→ PROBLEM DETAILS
Check each line of the listing for the word "kares" and give only the number of lines that have it.

Stored data entries:

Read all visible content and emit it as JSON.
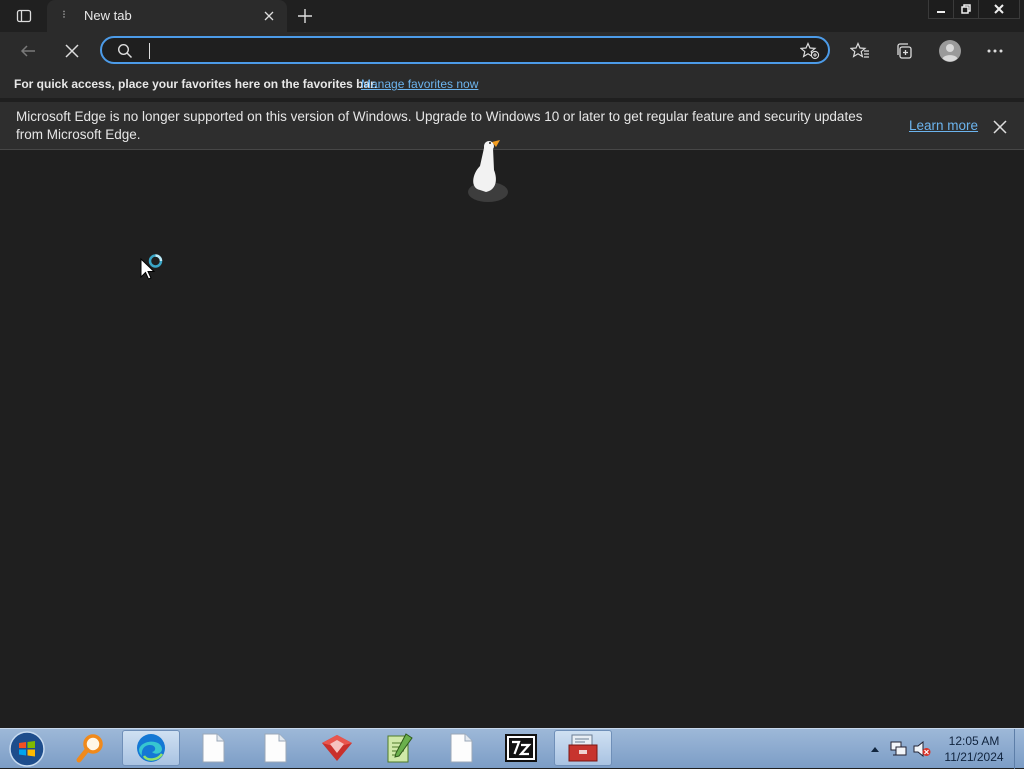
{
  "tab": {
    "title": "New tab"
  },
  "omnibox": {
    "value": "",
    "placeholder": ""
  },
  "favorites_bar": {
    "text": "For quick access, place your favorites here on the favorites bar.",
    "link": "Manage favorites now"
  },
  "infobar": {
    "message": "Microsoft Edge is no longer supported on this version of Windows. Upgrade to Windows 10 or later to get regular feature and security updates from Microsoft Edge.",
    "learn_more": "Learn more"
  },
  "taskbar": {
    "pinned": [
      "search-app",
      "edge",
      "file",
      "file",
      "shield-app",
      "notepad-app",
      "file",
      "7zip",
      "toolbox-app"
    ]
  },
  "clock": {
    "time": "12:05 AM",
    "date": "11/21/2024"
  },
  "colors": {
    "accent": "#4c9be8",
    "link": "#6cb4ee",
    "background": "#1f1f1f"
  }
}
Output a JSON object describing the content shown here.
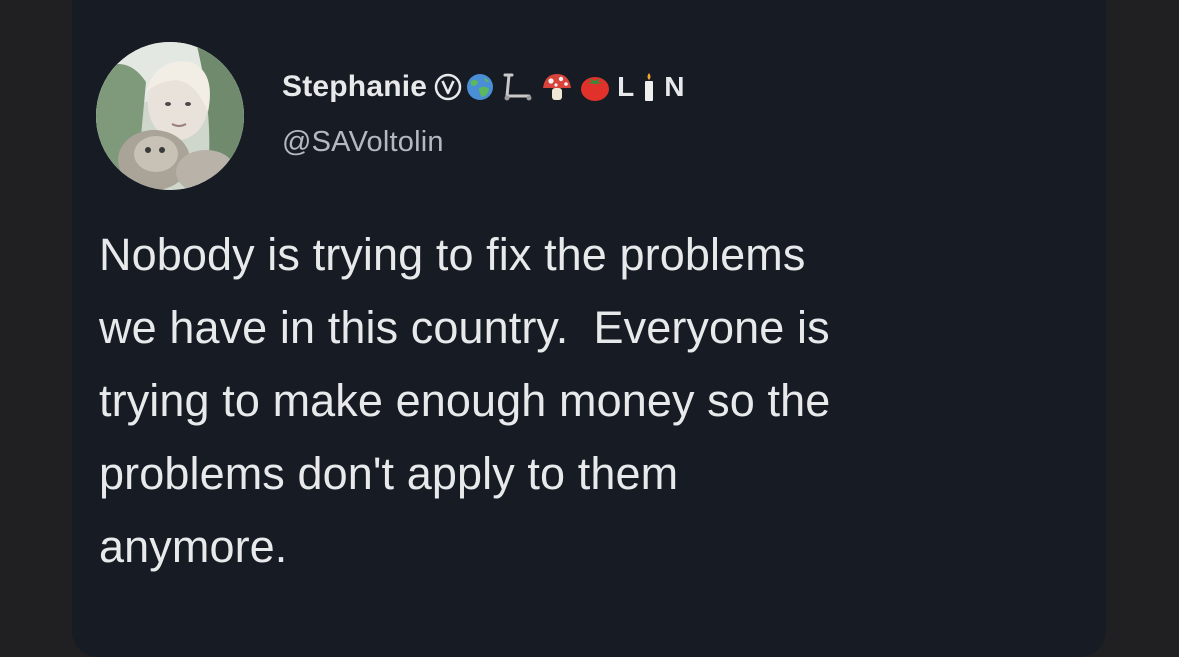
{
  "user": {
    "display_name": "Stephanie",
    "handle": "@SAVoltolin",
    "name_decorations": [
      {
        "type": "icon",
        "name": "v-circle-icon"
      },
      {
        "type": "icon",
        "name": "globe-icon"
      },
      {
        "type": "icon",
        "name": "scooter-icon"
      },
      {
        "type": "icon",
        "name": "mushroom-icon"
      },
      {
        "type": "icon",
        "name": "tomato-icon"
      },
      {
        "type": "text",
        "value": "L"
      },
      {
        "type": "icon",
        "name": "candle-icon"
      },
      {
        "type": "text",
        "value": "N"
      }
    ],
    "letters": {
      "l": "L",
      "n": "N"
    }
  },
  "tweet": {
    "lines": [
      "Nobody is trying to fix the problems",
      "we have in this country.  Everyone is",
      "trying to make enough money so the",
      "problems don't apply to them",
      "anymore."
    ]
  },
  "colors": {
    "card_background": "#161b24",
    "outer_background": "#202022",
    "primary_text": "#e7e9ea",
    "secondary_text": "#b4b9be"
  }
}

...

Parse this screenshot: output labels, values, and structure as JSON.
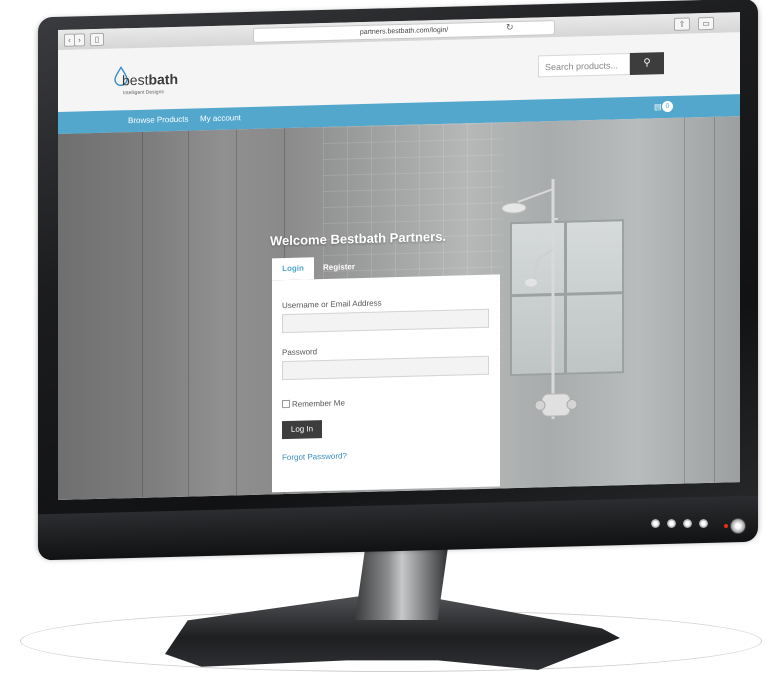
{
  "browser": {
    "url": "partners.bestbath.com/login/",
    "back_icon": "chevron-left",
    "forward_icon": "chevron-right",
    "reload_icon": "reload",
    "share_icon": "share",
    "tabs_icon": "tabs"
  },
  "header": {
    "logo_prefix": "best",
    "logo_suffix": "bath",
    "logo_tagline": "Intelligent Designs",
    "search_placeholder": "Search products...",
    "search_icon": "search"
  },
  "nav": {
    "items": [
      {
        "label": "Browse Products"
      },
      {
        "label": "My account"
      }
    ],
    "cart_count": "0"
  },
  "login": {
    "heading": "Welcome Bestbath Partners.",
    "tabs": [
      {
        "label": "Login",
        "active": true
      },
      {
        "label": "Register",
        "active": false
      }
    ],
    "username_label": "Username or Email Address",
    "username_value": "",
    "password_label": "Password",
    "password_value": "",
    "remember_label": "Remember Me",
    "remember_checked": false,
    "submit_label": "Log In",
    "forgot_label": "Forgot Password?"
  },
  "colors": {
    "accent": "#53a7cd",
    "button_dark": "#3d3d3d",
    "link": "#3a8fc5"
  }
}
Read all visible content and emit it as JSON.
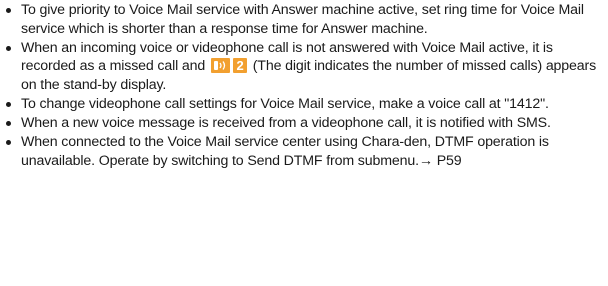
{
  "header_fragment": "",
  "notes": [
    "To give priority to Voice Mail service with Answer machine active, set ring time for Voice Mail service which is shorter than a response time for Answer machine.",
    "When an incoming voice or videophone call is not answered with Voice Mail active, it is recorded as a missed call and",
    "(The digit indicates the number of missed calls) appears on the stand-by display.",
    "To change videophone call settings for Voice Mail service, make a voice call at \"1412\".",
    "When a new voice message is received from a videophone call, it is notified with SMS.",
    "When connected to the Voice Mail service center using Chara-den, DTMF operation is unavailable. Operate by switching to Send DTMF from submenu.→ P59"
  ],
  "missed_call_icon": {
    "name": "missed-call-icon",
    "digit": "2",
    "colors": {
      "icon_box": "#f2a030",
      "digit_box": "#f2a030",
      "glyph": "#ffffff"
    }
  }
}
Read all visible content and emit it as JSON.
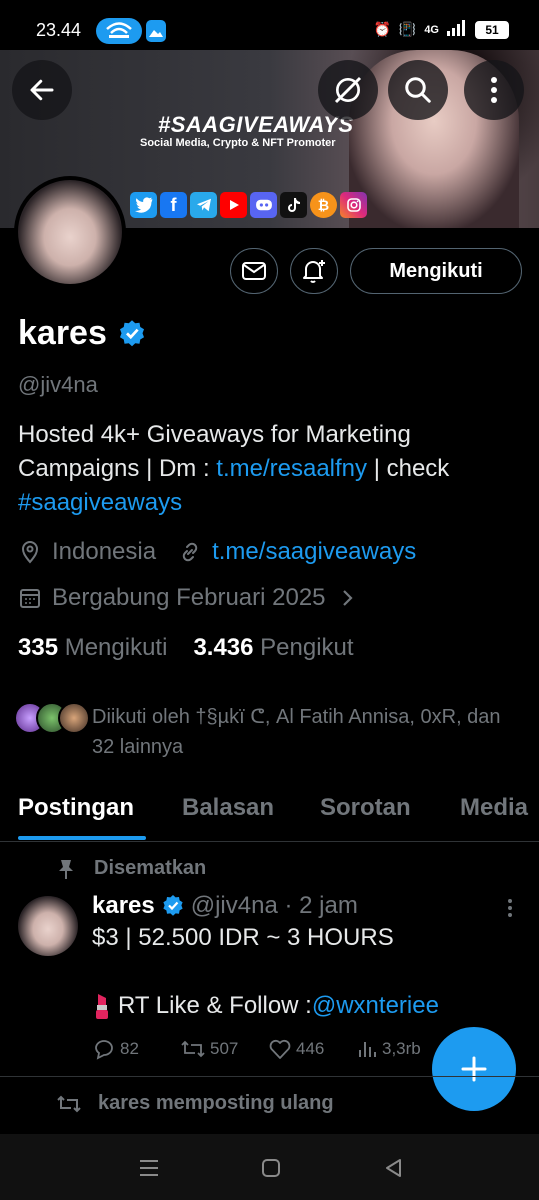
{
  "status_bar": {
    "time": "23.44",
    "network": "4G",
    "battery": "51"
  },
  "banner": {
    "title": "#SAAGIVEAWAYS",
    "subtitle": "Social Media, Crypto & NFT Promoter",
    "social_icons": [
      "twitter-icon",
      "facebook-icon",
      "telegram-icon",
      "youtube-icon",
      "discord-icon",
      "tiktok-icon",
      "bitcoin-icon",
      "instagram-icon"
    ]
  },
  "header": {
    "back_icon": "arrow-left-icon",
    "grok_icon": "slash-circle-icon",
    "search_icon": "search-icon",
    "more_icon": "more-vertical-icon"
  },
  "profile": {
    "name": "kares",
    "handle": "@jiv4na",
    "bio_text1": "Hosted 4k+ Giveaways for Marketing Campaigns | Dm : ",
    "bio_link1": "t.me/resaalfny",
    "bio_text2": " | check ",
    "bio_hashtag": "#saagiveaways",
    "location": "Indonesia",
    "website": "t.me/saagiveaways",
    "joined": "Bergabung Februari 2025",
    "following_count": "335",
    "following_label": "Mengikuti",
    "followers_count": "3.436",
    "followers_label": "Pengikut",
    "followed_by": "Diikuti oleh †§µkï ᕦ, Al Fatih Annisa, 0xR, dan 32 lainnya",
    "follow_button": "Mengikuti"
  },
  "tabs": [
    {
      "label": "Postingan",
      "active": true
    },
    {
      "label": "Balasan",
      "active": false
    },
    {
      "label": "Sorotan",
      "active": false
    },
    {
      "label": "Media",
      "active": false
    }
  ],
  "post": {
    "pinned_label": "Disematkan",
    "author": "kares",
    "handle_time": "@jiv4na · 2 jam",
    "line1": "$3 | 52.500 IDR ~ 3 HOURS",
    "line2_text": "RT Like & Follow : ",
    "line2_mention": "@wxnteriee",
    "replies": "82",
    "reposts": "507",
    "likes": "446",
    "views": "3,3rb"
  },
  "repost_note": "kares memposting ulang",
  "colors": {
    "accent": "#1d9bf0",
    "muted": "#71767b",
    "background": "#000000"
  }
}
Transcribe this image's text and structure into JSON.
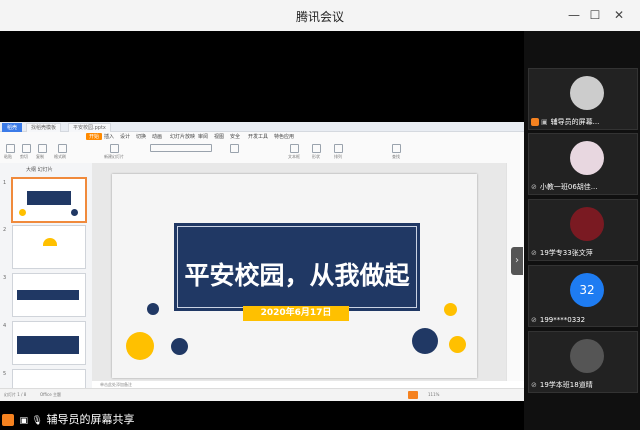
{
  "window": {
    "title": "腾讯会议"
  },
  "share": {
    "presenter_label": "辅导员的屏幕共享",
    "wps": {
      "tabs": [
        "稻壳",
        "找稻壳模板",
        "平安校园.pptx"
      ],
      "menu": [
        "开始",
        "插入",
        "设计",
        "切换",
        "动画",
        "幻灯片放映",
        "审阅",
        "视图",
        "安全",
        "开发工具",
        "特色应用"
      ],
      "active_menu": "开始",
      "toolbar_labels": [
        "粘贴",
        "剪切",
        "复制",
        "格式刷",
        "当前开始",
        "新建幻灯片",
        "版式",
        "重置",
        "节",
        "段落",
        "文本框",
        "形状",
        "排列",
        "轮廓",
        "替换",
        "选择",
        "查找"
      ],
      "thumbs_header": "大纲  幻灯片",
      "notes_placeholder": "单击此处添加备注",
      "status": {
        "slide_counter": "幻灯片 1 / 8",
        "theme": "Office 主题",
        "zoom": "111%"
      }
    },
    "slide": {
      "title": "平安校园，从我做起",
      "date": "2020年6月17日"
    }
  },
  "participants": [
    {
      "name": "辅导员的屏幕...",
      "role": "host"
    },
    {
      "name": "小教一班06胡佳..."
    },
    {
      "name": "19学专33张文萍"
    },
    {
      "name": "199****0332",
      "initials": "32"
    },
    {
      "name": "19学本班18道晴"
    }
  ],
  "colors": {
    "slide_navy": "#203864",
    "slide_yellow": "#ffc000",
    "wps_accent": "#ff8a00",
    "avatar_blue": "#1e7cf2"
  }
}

→ PROBLEM SOLUTION
3